Exercise → Pick out each line of the records that includes the string "Cycle", and copy it.

Given records →
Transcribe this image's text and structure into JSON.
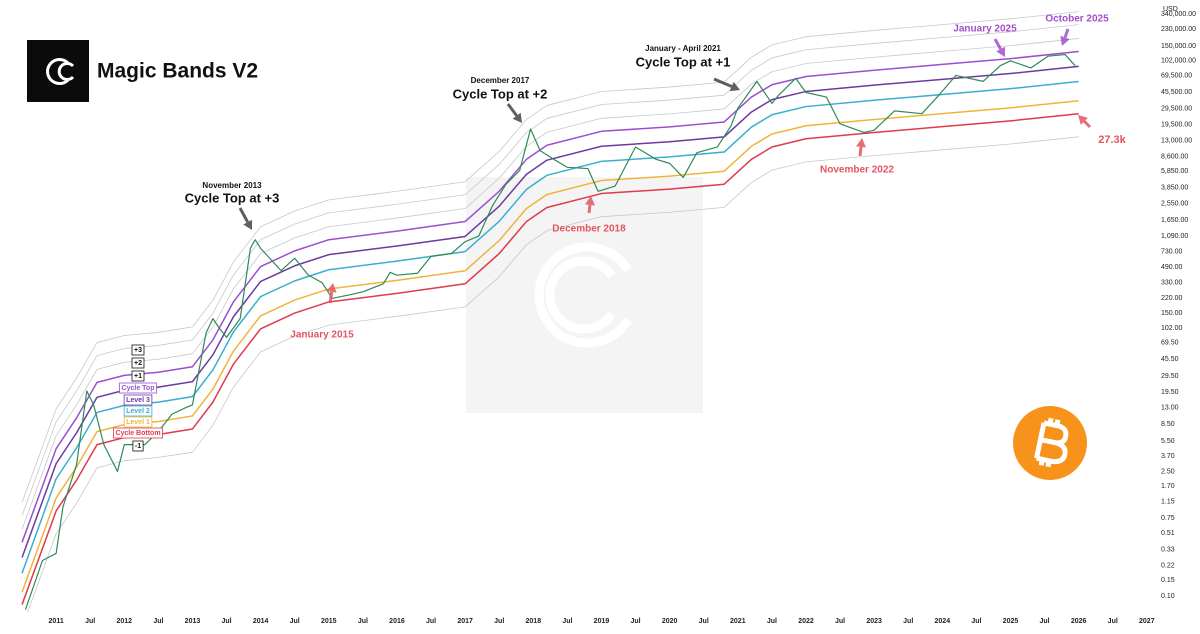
{
  "chart_data": {
    "type": "line",
    "title": "Magic Bands V2",
    "y_unit": "USD",
    "log_y": true,
    "grid": false,
    "xlim": [
      2010.47,
      2027.12
    ],
    "ylim": [
      0.066,
      400000
    ],
    "xticks": [
      2011,
      {
        "value": 2011.5,
        "label": "Jul"
      },
      2012,
      {
        "value": 2012.5,
        "label": "Jul"
      },
      2013,
      {
        "value": 2013.5,
        "label": "Jul"
      },
      2014,
      {
        "value": 2014.5,
        "label": "Jul"
      },
      2015,
      {
        "value": 2015.5,
        "label": "Jul"
      },
      2016,
      {
        "value": 2016.5,
        "label": "Jul"
      },
      2017,
      {
        "value": 2017.5,
        "label": "Jul"
      },
      2018,
      {
        "value": 2018.5,
        "label": "Jul"
      },
      2019,
      {
        "value": 2019.5,
        "label": "Jul"
      },
      2020,
      {
        "value": 2020.5,
        "label": "Jul"
      },
      2021,
      {
        "value": 2021.5,
        "label": "Jul"
      },
      2022,
      {
        "value": 2022.5,
        "label": "Jul"
      },
      2023,
      {
        "value": 2023.5,
        "label": "Jul"
      },
      2024,
      {
        "value": 2024.5,
        "label": "Jul"
      },
      2025,
      {
        "value": 2025.5,
        "label": "Jul"
      },
      2026,
      {
        "value": 2026.5,
        "label": "Jul"
      },
      2027
    ],
    "yticks": [
      {
        "value": 340000,
        "label": "340,000.00"
      },
      {
        "value": 230000,
        "label": "230,000.00"
      },
      {
        "value": 150000,
        "label": "150,000.00"
      },
      {
        "value": 102000,
        "label": "102,000.00"
      },
      {
        "value": 69500,
        "label": "69,500.00"
      },
      {
        "value": 45500,
        "label": "45,500.00"
      },
      {
        "value": 29500,
        "label": "29,500.00"
      },
      {
        "value": 19500,
        "label": "19,500.00"
      },
      {
        "value": 13000,
        "label": "13,000.00"
      },
      {
        "value": 8600,
        "label": "8,600.00"
      },
      {
        "value": 5850,
        "label": "5,850.00"
      },
      {
        "value": 3850,
        "label": "3,850.00"
      },
      {
        "value": 2550,
        "label": "2,550.00"
      },
      {
        "value": 1650,
        "label": "1,650.00"
      },
      {
        "value": 1090,
        "label": "1,090.00"
      },
      {
        "value": 730,
        "label": "730.00"
      },
      {
        "value": 490,
        "label": "490.00"
      },
      {
        "value": 330,
        "label": "330.00"
      },
      {
        "value": 220,
        "label": "220.00"
      },
      {
        "value": 150,
        "label": "150.00"
      },
      {
        "value": 102,
        "label": "102.00"
      },
      {
        "value": 69.5,
        "label": "69.50"
      },
      {
        "value": 45.5,
        "label": "45.50"
      },
      {
        "value": 29.5,
        "label": "29.50"
      },
      {
        "value": 19.5,
        "label": "19.50"
      },
      {
        "value": 13,
        "label": "13.00"
      },
      {
        "value": 8.5,
        "label": "8.50"
      },
      {
        "value": 5.5,
        "label": "5.50"
      },
      {
        "value": 3.7,
        "label": "3.70"
      },
      {
        "value": 2.5,
        "label": "2.50"
      },
      {
        "value": 1.7,
        "label": "1.70"
      },
      1.15,
      0.75,
      0.51,
      0.33,
      0.22,
      0.15,
      {
        "value": 0.1,
        "label": "0.10"
      }
    ],
    "x": [
      2010.5,
      2011.0,
      2011.3,
      2011.6,
      2012.0,
      2012.5,
      2013.0,
      2013.3,
      2013.6,
      2014.0,
      2014.5,
      2015.0,
      2016.0,
      2017.0,
      2017.5,
      2017.9,
      2018.2,
      2019.0,
      2020.0,
      2020.8,
      2021.2,
      2021.5,
      2022.0,
      2023.0,
      2024.0,
      2025.0,
      2026.0
    ],
    "series": [
      {
        "name": "+3",
        "color": "#c8c8c8",
        "values": [
          1.12,
          12.6,
          28,
          70,
          84,
          91,
          105,
          210,
          560,
          1400,
          2100,
          2800,
          3500,
          4480,
          9800,
          22400,
          32200,
          46200,
          51800,
          58800,
          112000,
          154000,
          190400,
          224000,
          260400,
          302400,
          364000
        ]
      },
      {
        "name": "+2",
        "color": "#c8c8c8",
        "values": [
          0.8,
          9,
          20,
          50,
          60,
          65,
          75,
          150,
          400,
          1000,
          1500,
          2000,
          2500,
          3200,
          7000,
          16000,
          23000,
          33000,
          37000,
          42000,
          80000,
          110000,
          136000,
          160000,
          186000,
          216000,
          260000
        ]
      },
      {
        "name": "+1",
        "color": "#c8c8c8",
        "values": [
          0.56,
          6.3,
          14,
          35,
          42,
          45.5,
          52.5,
          105,
          280,
          700,
          1050,
          1400,
          1750,
          2240,
          4900,
          11200,
          16100,
          23100,
          25900,
          29400,
          56000,
          77000,
          95200,
          112000,
          130200,
          151200,
          182000
        ]
      },
      {
        "name": "Cycle Top",
        "color": "#9b4fd0",
        "values": [
          0.4,
          4.5,
          10,
          25,
          30,
          32.5,
          37.5,
          75,
          200,
          500,
          750,
          1000,
          1250,
          1600,
          3500,
          8000,
          11500,
          16500,
          18500,
          21000,
          40000,
          55000,
          68000,
          80000,
          93000,
          108000,
          130000
        ]
      },
      {
        "name": "Level 3",
        "color": "#6b3aa0",
        "values": [
          0.27,
          3.06,
          6.8,
          17,
          20.4,
          22.1,
          25.5,
          51,
          136,
          340,
          510,
          680,
          850,
          1088,
          2380,
          5440,
          7820,
          11220,
          12580,
          14280,
          27200,
          37400,
          46240,
          54400,
          63240,
          73440,
          88400
        ]
      },
      {
        "name": "Level 2",
        "color": "#3aaed0",
        "values": [
          0.18,
          2.07,
          4.6,
          11.5,
          13.8,
          15,
          17.3,
          34.5,
          92,
          230,
          345,
          460,
          575,
          736,
          1610,
          3680,
          5290,
          7590,
          8510,
          9660,
          18400,
          25300,
          31280,
          36800,
          42780,
          49680,
          59800
        ]
      },
      {
        "name": "Level 1",
        "color": "#f0b43c",
        "values": [
          0.11,
          1.26,
          2.8,
          7,
          8.4,
          9.1,
          10.5,
          21,
          56,
          140,
          210,
          280,
          350,
          448,
          980,
          2240,
          3220,
          4620,
          5180,
          5880,
          11200,
          15400,
          19040,
          22400,
          26040,
          30240,
          36400
        ]
      },
      {
        "name": "Cycle Bottom",
        "color": "#e03a4c",
        "values": [
          0.08,
          0.9,
          2,
          5,
          6,
          6.5,
          7.5,
          15,
          40,
          100,
          150,
          200,
          250,
          320,
          700,
          1600,
          2300,
          3300,
          3700,
          4200,
          8000,
          11000,
          13600,
          16000,
          18600,
          21600,
          26000
        ]
      },
      {
        "name": "-1",
        "color": "#c8c8c8",
        "values": [
          0.044,
          0.5,
          1.1,
          2.75,
          3.3,
          3.6,
          4.1,
          8.3,
          22,
          55,
          83,
          110,
          138,
          176,
          385,
          880,
          1265,
          1815,
          2035,
          2310,
          4400,
          6050,
          7480,
          8800,
          10230,
          11880,
          14300
        ]
      },
      {
        "color": "#2e8b57",
        "x": [
          2010.55,
          2010.8,
          2011.0,
          2011.1,
          2011.3,
          2011.45,
          2011.55,
          2011.7,
          2011.9,
          2012.0,
          2012.3,
          2012.5,
          2012.7,
          2012.9,
          2013.0,
          2013.2,
          2013.3,
          2013.4,
          2013.5,
          2013.7,
          2013.85,
          2013.92,
          2014.0,
          2014.15,
          2014.3,
          2014.5,
          2014.7,
          2014.9,
          2015.05,
          2015.3,
          2015.5,
          2015.8,
          2015.9,
          2016.0,
          2016.3,
          2016.5,
          2016.8,
          2017.0,
          2017.2,
          2017.4,
          2017.6,
          2017.8,
          2017.96,
          2018.1,
          2018.3,
          2018.5,
          2018.8,
          2018.95,
          2019.2,
          2019.5,
          2019.8,
          2020.0,
          2020.2,
          2020.4,
          2020.7,
          2020.9,
          2021.0,
          2021.28,
          2021.5,
          2021.6,
          2021.85,
          2022.0,
          2022.3,
          2022.5,
          2022.85,
          2023.0,
          2023.3,
          2023.7,
          2023.95,
          2024.2,
          2024.6,
          2024.85,
          2025.0,
          2025.3,
          2025.55,
          2025.8,
          2025.95
        ],
        "values": [
          0.07,
          0.25,
          0.3,
          1.0,
          3,
          20,
          14,
          5,
          2.5,
          5,
          5,
          7,
          11,
          13,
          14,
          90,
          130,
          100,
          80,
          130,
          800,
          1000,
          800,
          600,
          450,
          620,
          400,
          330,
          220,
          240,
          260,
          320,
          430,
          400,
          420,
          650,
          700,
          950,
          1100,
          2400,
          4200,
          6000,
          17500,
          10000,
          8000,
          6500,
          6300,
          3500,
          4000,
          11000,
          8000,
          7200,
          5000,
          9500,
          11000,
          19000,
          30000,
          60000,
          34000,
          42000,
          65000,
          45000,
          40000,
          20000,
          16000,
          17000,
          28000,
          26000,
          42000,
          70000,
          60000,
          90000,
          102000,
          85000,
          115000,
          120000,
          90000
        ]
      }
    ],
    "annotations": [
      {
        "date": "November 2013",
        "text": "Cycle Top at +3",
        "color": "#111111"
      },
      {
        "date": "December 2017",
        "text": "Cycle Top at +2",
        "color": "#111111"
      },
      {
        "date": "January - April 2021",
        "text": "Cycle Top at +1",
        "color": "#111111"
      },
      {
        "text": "January 2015",
        "color": "#e25560"
      },
      {
        "text": "December 2018",
        "color": "#e25560"
      },
      {
        "text": "November 2022",
        "color": "#e25560"
      },
      {
        "text": "27.3k",
        "color": "#e25560"
      },
      {
        "text": "January 2025",
        "color": "#a24fcb"
      },
      {
        "text": "October 2025",
        "color": "#a24fcb"
      }
    ]
  }
}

Correct answer →
        "name": "Cycle Top",
        "name": "Cycle Bottom",
        "text": "Cycle Top at +3",
        "text": "Cycle Top at +2",
        "text": "Cycle Top at +1",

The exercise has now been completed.